Required work: Your job is to restate each entry word for word.

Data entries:
** BEGIN **

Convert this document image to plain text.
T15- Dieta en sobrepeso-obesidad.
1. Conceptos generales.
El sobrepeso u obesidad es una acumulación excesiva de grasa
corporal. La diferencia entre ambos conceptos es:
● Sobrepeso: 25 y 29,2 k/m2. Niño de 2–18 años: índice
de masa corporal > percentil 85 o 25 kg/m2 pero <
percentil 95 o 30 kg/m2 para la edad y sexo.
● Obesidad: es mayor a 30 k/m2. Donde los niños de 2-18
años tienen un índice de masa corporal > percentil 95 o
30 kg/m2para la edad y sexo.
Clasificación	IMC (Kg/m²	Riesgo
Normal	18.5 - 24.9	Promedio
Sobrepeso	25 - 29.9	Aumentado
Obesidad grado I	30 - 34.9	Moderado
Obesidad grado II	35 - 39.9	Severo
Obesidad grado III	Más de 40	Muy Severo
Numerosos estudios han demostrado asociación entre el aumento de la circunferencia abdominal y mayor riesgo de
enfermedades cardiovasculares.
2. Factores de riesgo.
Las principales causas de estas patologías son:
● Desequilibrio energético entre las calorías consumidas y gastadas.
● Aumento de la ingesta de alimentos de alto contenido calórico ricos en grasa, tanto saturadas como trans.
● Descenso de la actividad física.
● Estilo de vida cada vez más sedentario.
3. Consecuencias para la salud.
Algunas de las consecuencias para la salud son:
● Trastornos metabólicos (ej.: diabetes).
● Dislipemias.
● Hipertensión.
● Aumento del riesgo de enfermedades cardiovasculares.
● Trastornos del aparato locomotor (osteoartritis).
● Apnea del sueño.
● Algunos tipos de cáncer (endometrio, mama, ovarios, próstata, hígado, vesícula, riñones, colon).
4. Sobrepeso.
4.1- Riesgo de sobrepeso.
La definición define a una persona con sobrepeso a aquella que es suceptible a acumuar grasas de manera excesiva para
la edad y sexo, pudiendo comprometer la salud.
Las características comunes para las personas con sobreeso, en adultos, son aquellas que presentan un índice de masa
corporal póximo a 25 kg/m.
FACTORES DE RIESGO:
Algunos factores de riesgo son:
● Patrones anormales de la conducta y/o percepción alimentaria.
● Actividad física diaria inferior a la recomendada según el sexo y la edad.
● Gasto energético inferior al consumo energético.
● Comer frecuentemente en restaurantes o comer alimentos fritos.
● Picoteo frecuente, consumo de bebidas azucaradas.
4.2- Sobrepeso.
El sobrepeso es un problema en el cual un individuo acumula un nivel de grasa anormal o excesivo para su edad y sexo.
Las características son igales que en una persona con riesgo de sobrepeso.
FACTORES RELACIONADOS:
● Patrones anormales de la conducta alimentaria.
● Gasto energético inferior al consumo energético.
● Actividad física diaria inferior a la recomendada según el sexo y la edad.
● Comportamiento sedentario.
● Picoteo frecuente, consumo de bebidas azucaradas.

** END **

Output for this task:
Convert this document image to plain text.
T15- Dieta en sobrepeso-obesidad.
1. Conceptos generales.
El sobrepeso u obesidad es una acumulación excesiva de grasa
corporal. La diferencia entre ambos conceptos es:
● Sobrepeso: 25 y 29,2 k/m2. Niño de 2–18 años: índice
de masa corporal > percentil 85 o 25 kg/m2 pero <
percentil 95 o 30 kg/m2 para la edad y sexo.
● Obesidad: es mayor a 30 k/m2. Donde los niños de 2-18
años tienen un índice de masa corporal > percentil 95 o
30 kg/m2para la edad y sexo.
Clasificación	IMC (Kg/m²	Riesgo
Normal	18.5 - 24.9	Promedio
Sobrepeso	25 - 29.9	Aumentado
Obesidad grado I	30 - 34.9	Moderado
Obesidad grado II	35 - 39.9	Severo
Obesidad grado III	Más de 40	Muy Severo
Numerosos estudios han demostrado asociación entre el aumento de la circunferencia abdominal y mayor riesgo de
enfermedades cardiovasculares.
2. Factores de riesgo.
Las principales causas de estas patologías son:
● Desequilibrio energético entre las calorías consumidas y gastadas.
● Aumento de la ingesta de alimentos de alto contenido calórico ricos en grasa, tanto saturadas como trans.
● Descenso de la actividad física.
● Estilo de vida cada vez más sedentario.
3. Consecuencias para la salud.
Algunas de las consecuencias para la salud son:
● Trastornos metabólicos (ej.: diabetes).
● Dislipemias.
● Hipertensión.
● Aumento del riesgo de enfermedades cardiovasculares.
● Trastornos del aparato locomotor (osteoartritis).
● Apnea del sueño.
● Algunos tipos de cáncer (endometrio, mama, ovarios, próstata, hígado, vesícula, riñones, colon).
4. Sobrepeso.
4.1- Riesgo de sobrepeso.
La definición define a una persona con sobrepeso a aquella que es suceptible a acumuar grasas de manera excesiva para
la edad y sexo, pudiendo comprometer la salud.
Las características comunes para las personas con sobreeso, en adultos, son aquellas que presentan un índice de masa
corporal póximo a 25 kg/m.
FACTORES DE RIESGO:
Algunos factores de riesgo son:
● Patrones anormales de la conducta y/o percepción alimentaria.
● Actividad física diaria inferior a la recomendada según el sexo y la edad.
● Gasto energético inferior al consumo energético.
● Comer frecuentemente en restaurantes o comer alimentos fritos.
● Picoteo frecuente, consumo de bebidas azucaradas.
4.2- Sobrepeso.
El sobrepeso es un problema en el cual un individuo acumula un nivel de grasa anormal o excesivo para su edad y sexo.
Las características son igales que en una persona con riesgo de sobrepeso.
FACTORES RELACIONADOS:
● Patrones anormales de la conducta alimentaria.
● Gasto energético inferior al consumo energético.
● Actividad física diaria inferior a la recomendada según el sexo y la edad.
● Comportamiento sedentario.
● Picoteo frecuente, consumo de bebidas azucaradas.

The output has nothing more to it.